BEGIN Data shown
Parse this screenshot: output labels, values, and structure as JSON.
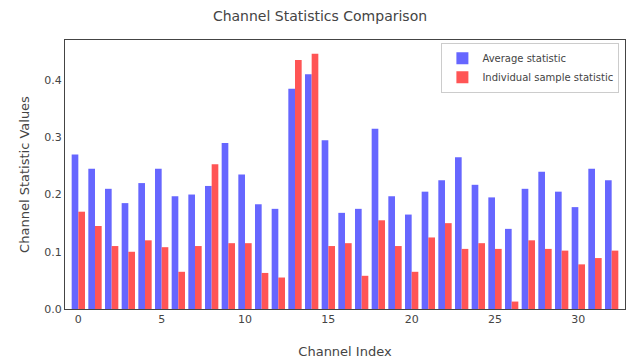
{
  "chart_data": {
    "type": "bar",
    "title": "Channel Statistics Comparison",
    "x_label": "Channel Index",
    "y_label": "Channel Statistic Values",
    "x": [
      0,
      1,
      2,
      3,
      4,
      5,
      6,
      7,
      8,
      9,
      10,
      11,
      12,
      13,
      14,
      15,
      16,
      17,
      18,
      19,
      20,
      21,
      22,
      23,
      24,
      25,
      26,
      27,
      28,
      29,
      30,
      31,
      32
    ],
    "series": [
      {
        "name": "Average statistic",
        "color": "#6666ff",
        "values": [
          0.27,
          0.245,
          0.21,
          0.185,
          0.22,
          0.245,
          0.197,
          0.2,
          0.215,
          0.29,
          0.235,
          0.183,
          0.175,
          0.385,
          0.41,
          0.295,
          0.168,
          0.175,
          0.315,
          0.197,
          0.165,
          0.205,
          0.225,
          0.265,
          0.217,
          0.195,
          0.14,
          0.21,
          0.24,
          0.205,
          0.178,
          0.245,
          0.225
        ]
      },
      {
        "name": "Individual sample statistic",
        "color": "#ff5555",
        "values": [
          0.17,
          0.145,
          0.11,
          0.1,
          0.12,
          0.108,
          0.065,
          0.11,
          0.253,
          0.115,
          0.115,
          0.063,
          0.055,
          0.435,
          0.446,
          0.11,
          0.115,
          0.058,
          0.155,
          0.11,
          0.065,
          0.125,
          0.15,
          0.105,
          0.115,
          0.105,
          0.013,
          0.12,
          0.105,
          0.102,
          0.078,
          0.089,
          0.102
        ]
      }
    ],
    "xlim": [
      -0.8,
      32.8
    ],
    "xticks": [
      0,
      5,
      10,
      15,
      20,
      25,
      30
    ],
    "ylim": [
      0.0,
      0.47
    ],
    "yticks": [
      {
        "value": 0,
        "label": "0.0"
      },
      0.1,
      0.2,
      0.3,
      0.4
    ],
    "grid": false,
    "legend": "upper right"
  }
}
END Data shown
**What the task asks**
Go through the data above and transcribe it in full, omitting any image.

**Task output**
Parse this screenshot: output labels, values, and structure as JSON.
{
  "chart_data": {
    "type": "bar",
    "title": "Channel Statistics Comparison",
    "x_label": "Channel Index",
    "y_label": "Channel Statistic Values",
    "x": [
      0,
      1,
      2,
      3,
      4,
      5,
      6,
      7,
      8,
      9,
      10,
      11,
      12,
      13,
      14,
      15,
      16,
      17,
      18,
      19,
      20,
      21,
      22,
      23,
      24,
      25,
      26,
      27,
      28,
      29,
      30,
      31,
      32
    ],
    "series": [
      {
        "name": "Average statistic",
        "color": "#6666ff",
        "values": [
          0.27,
          0.245,
          0.21,
          0.185,
          0.22,
          0.245,
          0.197,
          0.2,
          0.215,
          0.29,
          0.235,
          0.183,
          0.175,
          0.385,
          0.41,
          0.295,
          0.168,
          0.175,
          0.315,
          0.197,
          0.165,
          0.205,
          0.225,
          0.265,
          0.217,
          0.195,
          0.14,
          0.21,
          0.24,
          0.205,
          0.178,
          0.245,
          0.225
        ]
      },
      {
        "name": "Individual sample statistic",
        "color": "#ff5555",
        "values": [
          0.17,
          0.145,
          0.11,
          0.1,
          0.12,
          0.108,
          0.065,
          0.11,
          0.253,
          0.115,
          0.115,
          0.063,
          0.055,
          0.435,
          0.446,
          0.11,
          0.115,
          0.058,
          0.155,
          0.11,
          0.065,
          0.125,
          0.15,
          0.105,
          0.115,
          0.105,
          0.013,
          0.12,
          0.105,
          0.102,
          0.078,
          0.089,
          0.102
        ]
      }
    ],
    "xlim": [
      -0.8,
      32.8
    ],
    "xticks": [
      0,
      5,
      10,
      15,
      20,
      25,
      30
    ],
    "ylim": [
      0.0,
      0.47
    ],
    "yticks": [
      {
        "value": 0,
        "label": "0.0"
      },
      0.1,
      0.2,
      0.3,
      0.4
    ],
    "grid": false,
    "legend": "upper right"
  }
}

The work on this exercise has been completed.